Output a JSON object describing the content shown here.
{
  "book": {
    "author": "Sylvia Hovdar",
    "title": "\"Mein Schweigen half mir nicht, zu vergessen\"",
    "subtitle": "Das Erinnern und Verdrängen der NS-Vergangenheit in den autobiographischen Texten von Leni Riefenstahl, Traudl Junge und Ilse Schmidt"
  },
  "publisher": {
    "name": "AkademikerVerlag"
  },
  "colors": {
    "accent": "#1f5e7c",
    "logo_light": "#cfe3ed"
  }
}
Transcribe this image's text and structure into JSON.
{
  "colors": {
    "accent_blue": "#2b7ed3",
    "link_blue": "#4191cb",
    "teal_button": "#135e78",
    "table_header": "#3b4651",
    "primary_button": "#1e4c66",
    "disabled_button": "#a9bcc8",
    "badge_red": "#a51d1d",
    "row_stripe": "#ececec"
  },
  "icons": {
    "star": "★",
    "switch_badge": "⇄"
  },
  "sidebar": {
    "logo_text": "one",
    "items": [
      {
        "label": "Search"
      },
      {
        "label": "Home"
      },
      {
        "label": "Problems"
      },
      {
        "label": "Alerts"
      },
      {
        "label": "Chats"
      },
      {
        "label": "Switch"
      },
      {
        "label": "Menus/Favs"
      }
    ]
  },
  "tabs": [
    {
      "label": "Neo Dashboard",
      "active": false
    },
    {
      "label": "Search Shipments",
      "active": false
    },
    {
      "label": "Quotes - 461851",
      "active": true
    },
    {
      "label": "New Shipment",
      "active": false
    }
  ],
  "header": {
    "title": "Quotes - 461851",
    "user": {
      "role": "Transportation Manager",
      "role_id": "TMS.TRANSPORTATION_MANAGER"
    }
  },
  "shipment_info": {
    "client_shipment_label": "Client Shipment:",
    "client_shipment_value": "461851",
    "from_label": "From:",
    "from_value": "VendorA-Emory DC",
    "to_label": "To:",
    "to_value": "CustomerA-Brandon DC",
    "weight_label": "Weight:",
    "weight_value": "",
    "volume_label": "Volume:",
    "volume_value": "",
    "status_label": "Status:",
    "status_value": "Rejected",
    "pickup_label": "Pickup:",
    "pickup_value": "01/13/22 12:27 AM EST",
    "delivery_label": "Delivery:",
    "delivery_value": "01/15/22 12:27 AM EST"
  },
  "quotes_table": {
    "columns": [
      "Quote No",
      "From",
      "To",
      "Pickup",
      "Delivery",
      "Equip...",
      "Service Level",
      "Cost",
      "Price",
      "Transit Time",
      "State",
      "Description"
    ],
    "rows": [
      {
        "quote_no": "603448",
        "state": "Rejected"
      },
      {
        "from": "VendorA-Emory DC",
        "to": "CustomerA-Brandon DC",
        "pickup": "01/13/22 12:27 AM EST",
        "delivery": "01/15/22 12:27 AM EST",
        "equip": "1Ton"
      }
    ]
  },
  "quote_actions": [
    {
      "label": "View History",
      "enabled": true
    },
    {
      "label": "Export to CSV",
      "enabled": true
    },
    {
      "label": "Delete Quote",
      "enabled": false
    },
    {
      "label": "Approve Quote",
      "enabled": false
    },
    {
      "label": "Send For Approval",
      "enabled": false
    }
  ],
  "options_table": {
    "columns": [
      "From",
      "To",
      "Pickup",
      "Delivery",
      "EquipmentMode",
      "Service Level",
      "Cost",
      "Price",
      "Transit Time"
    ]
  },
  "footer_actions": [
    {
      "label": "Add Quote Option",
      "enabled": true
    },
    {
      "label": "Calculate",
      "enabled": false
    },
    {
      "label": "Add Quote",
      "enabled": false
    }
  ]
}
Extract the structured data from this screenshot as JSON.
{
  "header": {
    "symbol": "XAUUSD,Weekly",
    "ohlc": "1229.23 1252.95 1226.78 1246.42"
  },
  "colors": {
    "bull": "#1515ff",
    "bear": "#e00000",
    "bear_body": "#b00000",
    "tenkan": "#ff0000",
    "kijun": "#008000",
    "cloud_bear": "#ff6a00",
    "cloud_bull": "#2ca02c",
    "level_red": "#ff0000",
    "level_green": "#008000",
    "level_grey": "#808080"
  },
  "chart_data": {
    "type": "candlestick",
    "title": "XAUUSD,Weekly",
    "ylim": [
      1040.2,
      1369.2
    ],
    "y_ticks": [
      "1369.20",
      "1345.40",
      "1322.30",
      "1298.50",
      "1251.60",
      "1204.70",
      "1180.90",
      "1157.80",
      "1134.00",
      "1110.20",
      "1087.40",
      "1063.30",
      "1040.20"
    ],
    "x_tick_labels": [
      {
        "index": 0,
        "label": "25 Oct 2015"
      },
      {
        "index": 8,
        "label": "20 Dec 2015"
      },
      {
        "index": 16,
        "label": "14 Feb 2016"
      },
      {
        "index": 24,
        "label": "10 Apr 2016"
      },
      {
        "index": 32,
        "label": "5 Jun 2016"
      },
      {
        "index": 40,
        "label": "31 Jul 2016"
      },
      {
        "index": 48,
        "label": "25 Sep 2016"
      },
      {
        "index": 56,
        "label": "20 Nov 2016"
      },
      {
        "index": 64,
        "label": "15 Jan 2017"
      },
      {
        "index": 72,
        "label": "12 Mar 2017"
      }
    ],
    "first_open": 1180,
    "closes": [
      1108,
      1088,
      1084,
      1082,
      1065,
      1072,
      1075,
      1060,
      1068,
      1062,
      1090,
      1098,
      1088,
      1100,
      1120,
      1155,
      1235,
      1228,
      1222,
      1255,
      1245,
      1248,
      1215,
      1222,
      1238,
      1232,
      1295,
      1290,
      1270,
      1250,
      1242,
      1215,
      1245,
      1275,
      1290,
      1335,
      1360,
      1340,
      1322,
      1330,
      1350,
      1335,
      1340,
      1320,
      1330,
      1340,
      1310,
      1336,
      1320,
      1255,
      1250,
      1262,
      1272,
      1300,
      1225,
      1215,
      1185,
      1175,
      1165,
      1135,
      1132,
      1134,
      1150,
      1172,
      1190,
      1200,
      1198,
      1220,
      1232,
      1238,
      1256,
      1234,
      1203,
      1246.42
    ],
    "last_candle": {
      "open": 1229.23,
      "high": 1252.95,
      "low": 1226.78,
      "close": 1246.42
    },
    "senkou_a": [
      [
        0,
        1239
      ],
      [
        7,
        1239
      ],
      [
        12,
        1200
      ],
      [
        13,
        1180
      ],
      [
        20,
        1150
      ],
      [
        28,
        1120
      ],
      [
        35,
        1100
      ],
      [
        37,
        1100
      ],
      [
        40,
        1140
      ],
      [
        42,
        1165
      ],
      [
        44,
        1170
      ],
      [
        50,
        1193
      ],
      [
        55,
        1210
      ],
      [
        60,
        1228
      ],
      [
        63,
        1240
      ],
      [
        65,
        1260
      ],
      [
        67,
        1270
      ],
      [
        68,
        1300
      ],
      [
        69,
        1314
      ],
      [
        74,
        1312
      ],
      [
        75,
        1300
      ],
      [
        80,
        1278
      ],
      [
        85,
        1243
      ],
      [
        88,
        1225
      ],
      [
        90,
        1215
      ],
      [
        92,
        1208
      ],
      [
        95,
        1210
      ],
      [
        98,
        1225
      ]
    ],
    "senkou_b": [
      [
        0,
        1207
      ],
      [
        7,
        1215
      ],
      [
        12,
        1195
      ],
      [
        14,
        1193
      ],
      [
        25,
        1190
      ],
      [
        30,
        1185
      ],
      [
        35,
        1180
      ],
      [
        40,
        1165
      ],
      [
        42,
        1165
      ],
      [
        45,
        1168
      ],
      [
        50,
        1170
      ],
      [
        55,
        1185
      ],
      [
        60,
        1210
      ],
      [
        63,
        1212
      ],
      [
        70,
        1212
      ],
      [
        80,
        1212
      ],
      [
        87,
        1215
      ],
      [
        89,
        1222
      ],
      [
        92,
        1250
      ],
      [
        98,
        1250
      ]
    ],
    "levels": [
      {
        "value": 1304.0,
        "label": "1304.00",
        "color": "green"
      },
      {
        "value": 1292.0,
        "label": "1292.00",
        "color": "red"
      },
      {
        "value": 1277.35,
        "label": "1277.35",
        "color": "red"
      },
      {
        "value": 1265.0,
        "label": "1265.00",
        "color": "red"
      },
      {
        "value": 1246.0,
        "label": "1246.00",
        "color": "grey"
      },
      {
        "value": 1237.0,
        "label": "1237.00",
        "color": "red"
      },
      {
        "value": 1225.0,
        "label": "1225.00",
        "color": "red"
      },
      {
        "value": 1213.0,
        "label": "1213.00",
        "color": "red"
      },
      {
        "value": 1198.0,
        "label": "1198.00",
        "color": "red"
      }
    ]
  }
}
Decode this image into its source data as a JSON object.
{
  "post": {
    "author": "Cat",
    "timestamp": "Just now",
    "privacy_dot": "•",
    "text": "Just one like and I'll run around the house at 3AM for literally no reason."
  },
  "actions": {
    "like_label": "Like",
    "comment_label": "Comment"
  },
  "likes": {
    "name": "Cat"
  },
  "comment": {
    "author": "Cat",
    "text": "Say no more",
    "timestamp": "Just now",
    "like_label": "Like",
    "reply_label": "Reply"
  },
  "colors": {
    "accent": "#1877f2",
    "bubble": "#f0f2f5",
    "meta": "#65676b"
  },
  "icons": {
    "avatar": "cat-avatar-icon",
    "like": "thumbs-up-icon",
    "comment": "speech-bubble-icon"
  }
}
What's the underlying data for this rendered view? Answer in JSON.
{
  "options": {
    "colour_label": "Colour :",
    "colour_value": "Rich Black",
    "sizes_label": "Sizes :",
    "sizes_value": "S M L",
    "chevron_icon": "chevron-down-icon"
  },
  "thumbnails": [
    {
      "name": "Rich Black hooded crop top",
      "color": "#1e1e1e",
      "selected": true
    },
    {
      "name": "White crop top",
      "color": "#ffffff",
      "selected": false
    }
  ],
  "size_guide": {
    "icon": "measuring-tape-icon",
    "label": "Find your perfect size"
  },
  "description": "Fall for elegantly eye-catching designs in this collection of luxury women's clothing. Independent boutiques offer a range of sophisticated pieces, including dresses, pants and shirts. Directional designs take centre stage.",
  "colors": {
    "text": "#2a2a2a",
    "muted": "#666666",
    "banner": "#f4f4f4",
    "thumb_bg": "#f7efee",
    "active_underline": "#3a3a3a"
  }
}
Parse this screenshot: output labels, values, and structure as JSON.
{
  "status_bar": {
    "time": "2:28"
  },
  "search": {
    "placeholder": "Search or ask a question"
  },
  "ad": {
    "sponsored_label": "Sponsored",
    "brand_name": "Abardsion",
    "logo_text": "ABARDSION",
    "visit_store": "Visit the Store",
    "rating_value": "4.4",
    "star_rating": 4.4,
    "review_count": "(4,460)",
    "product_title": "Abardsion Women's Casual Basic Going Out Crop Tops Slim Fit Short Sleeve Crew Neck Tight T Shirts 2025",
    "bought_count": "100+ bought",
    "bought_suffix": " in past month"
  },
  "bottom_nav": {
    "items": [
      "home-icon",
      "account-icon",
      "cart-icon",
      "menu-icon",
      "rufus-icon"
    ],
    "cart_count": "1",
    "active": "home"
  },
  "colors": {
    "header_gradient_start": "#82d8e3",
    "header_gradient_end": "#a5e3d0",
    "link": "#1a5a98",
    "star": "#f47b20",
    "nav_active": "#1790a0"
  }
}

================

### SHORT TASK
From the line that contains "Parse this screenshot: output" to the last line of the material above, repeat every line exactly, keeping both the first and the last.

### WRITTEN ANSWER
Parse this screenshot: output labels, values, and structure as JSON.
{
  "status_bar": {
    "time": "2:28"
  },
  "search": {
    "placeholder": "Search or ask a question"
  },
  "ad": {
    "sponsored_label": "Sponsored",
    "brand_name": "Abardsion",
    "logo_text": "ABARDSION",
    "visit_store": "Visit the Store",
    "rating_value": "4.4",
    "star_rating": 4.4,
    "review_count": "(4,460)",
    "product_title": "Abardsion Women's Casual Basic Going Out Crop Tops Slim Fit Short Sleeve Crew Neck Tight T Shirts 2025",
    "bought_count": "100+ bought",
    "bought_suffix": " in past month"
  },
  "bottom_nav": {
    "items": [
      "home-icon",
      "account-icon",
      "cart-icon",
      "menu-icon",
      "rufus-icon"
    ],
    "cart_count": "1",
    "active": "home"
  },
  "colors": {
    "header_gradient_start": "#82d8e3",
    "header_gradient_end": "#a5e3d0",
    "link": "#1a5a98",
    "star": "#f47b20",
    "nav_active": "#1790a0"
  }
}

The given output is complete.